[Task to complete] Among the records below, find each line that includes the string "study" and copy it.
[begin Source records]
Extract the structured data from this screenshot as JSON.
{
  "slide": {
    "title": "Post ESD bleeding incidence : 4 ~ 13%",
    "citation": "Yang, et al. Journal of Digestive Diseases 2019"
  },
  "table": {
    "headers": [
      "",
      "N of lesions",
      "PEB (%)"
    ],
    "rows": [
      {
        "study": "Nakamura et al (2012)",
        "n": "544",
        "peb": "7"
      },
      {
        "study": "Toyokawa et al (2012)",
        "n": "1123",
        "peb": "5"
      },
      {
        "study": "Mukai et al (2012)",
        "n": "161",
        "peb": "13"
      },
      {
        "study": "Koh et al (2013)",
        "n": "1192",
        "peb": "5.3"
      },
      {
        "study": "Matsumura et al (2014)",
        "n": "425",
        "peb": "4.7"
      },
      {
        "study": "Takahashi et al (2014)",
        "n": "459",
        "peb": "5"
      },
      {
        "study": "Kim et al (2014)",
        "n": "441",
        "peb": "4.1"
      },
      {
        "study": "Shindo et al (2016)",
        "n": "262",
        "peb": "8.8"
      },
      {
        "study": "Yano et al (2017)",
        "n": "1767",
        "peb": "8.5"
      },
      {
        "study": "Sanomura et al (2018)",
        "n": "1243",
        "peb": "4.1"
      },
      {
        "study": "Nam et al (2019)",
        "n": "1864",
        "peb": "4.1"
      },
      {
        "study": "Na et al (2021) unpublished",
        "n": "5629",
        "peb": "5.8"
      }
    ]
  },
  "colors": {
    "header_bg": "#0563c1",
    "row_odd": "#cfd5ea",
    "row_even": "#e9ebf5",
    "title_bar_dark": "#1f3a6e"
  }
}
[end Source records]
[Output of the exercise]
        "study": "Nakamura et al (2012)",
        "study": "Toyokawa et al (2012)",
        "study": "Mukai et al (2012)",
        "study": "Koh et al (2013)",
        "study": "Matsumura et al (2014)",
        "study": "Takahashi et al (2014)",
        "study": "Kim et al (2014)",
        "study": "Shindo et al (2016)",
        "study": "Yano et al (2017)",
        "study": "Sanomura et al (2018)",
        "study": "Nam et al (2019)",
        "study": "Na et al (2021) unpublished",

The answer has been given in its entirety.